Segment Start: GIVEN TEXT

With little more than a month to go before full-power broadcasters turn off their analog TV transmitters for good between 2.1 million and 3.5 million over-the-air TV households have not yet taken the steps needed to ensure they continue receiving television, according to two recent polls.
The results of a telephone survey of 1080 OTA households conducted between March 26 and April 8 for the NAB by SmithGeiger show 2.1 million OTA households or 11 percent have not taken action to prepare.
The most recent data from Nielsen show 3.5 million or 3.1 percent of all TV households in the United States remain unprepared. The difference between the estimates of Nielsen, made public April 26, and SmithGeiger, released May 1, appear to stem from how each defines unprepared.
“Unlike Nielsen, our assessment includes two classes of preparedness: those who are prepared now, and those who have demonstrated an understanding and commitment to be prepared by having applied for or received a converter box coupon” said Seth Geiger, president of SmithGeiger.

Segment End: GIVEN TEXT
Segment Start: SOURCE MATERIAL

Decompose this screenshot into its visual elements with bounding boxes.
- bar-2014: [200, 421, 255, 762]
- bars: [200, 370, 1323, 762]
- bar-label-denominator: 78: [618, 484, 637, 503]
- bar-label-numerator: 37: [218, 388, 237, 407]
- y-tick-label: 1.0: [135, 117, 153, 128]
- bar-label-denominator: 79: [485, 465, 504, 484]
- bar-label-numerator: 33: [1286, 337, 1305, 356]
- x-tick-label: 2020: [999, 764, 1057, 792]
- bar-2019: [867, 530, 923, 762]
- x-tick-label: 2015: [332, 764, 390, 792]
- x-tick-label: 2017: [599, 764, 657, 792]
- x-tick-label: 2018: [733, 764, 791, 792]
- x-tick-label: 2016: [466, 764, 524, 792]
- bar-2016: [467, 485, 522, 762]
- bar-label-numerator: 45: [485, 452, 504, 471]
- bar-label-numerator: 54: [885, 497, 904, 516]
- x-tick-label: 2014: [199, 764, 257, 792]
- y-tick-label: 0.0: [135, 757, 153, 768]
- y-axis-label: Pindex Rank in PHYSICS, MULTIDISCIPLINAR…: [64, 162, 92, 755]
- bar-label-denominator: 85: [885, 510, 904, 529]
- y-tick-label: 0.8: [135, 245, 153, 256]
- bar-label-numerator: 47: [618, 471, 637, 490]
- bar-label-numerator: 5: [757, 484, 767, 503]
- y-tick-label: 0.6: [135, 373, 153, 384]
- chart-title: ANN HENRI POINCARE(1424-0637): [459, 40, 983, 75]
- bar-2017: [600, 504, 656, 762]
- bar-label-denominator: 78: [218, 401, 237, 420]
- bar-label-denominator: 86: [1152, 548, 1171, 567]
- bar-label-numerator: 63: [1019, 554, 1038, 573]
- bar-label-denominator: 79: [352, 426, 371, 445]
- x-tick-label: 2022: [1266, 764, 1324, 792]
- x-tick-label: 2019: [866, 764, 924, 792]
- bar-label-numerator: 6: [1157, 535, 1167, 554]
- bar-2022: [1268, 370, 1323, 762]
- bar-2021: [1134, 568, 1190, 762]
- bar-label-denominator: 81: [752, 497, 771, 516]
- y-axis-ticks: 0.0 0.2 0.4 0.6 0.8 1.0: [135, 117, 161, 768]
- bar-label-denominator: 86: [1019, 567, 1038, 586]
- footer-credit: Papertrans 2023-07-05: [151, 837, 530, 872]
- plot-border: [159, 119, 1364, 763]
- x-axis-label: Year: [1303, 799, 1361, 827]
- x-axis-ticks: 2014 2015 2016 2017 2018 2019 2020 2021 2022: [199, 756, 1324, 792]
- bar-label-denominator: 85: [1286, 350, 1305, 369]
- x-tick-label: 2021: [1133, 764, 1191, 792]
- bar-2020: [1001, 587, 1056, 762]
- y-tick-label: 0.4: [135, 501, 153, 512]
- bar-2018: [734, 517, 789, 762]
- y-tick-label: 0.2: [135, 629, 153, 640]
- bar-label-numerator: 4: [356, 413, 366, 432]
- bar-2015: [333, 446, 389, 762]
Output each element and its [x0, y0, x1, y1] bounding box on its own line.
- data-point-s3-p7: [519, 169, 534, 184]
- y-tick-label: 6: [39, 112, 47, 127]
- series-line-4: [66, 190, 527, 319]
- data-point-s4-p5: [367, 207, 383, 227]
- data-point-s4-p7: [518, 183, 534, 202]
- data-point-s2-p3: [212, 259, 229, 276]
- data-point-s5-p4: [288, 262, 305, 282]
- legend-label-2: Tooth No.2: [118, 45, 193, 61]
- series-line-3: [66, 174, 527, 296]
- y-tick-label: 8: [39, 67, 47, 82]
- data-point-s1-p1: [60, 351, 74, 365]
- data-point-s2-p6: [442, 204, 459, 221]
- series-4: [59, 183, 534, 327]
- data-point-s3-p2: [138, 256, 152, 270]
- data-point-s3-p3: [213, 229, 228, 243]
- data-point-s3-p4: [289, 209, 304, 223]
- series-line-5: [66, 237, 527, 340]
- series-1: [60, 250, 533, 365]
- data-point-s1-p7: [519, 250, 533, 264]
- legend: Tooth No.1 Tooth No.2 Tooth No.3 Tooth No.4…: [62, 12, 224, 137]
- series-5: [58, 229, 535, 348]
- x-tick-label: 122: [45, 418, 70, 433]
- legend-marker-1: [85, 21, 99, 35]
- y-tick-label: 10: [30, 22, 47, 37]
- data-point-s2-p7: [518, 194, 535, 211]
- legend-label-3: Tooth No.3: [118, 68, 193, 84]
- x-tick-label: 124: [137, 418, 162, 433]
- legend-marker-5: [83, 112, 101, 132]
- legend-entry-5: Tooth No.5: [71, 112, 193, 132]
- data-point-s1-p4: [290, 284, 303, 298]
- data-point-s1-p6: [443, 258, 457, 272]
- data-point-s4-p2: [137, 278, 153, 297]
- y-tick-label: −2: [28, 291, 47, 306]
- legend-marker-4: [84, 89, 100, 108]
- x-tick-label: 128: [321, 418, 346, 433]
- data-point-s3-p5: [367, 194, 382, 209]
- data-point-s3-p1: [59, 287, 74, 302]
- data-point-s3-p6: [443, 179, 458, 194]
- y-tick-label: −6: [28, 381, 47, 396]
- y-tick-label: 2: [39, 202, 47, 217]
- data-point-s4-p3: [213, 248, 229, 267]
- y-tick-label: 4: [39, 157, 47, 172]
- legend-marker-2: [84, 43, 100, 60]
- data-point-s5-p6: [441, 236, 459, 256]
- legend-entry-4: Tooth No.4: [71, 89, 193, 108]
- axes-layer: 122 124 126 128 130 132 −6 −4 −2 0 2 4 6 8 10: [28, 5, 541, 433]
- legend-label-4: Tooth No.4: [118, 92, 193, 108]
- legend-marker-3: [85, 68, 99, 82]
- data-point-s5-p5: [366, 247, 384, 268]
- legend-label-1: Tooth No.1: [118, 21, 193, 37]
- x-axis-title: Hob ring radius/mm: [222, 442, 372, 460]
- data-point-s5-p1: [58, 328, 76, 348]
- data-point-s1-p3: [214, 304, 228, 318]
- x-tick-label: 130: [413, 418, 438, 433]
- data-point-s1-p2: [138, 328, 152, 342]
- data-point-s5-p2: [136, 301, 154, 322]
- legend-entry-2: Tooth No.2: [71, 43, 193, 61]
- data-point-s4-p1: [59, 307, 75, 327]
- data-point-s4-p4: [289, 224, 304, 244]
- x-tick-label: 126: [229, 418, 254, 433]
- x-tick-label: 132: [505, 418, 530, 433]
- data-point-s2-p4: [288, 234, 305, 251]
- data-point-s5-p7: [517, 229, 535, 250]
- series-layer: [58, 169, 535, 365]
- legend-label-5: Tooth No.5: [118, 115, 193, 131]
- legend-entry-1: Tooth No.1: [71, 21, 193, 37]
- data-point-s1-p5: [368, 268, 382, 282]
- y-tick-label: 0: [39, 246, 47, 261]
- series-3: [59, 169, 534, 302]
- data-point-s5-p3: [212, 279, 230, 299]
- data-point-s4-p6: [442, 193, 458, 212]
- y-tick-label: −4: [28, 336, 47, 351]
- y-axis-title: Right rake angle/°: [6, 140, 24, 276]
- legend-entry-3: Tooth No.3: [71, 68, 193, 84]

Segment End: SOURCE MATERIAL

▶ [ACTIONS TO TAKE]:
a – Answer these questions about the analog TV shutoff article:
(i) How many over-the-air households took part in the telephone survey conducted for the NAB?
(ii) On what date were Nielsen's estimates made public?
(iii) Who is the president of SmithGeiger?
b – In the analog TV shutoff article, rewrite the paragraph beginning "The most recent data from Nielsen" in fewer words, keeping its main facts.
c – Transcribe the analog TV shutoff article from "The most recent" up to and including "each defines unprepared.".

▶ [RESULTS]:
a –
(i) 1080 over-the-air households.
(ii) April 26.
(iii) Seth Geiger.

b – Nielsen's latest data show 3.5 million, or 3.1 percent, of all U.S. TV households remain unprepared. The gap between Nielsen's estimate (made public April 26) and SmithGeiger's (released May 1) appears to come from how each defines unprepared.

c –
The most recent data from Nielsen show 3.5 million or 3.1 percent of all TV households in the United States remain unprepared. The difference between the estimates of Nielsen, made public April 26, and SmithGeiger, released May 1, appear to stem from how each defines unprepared.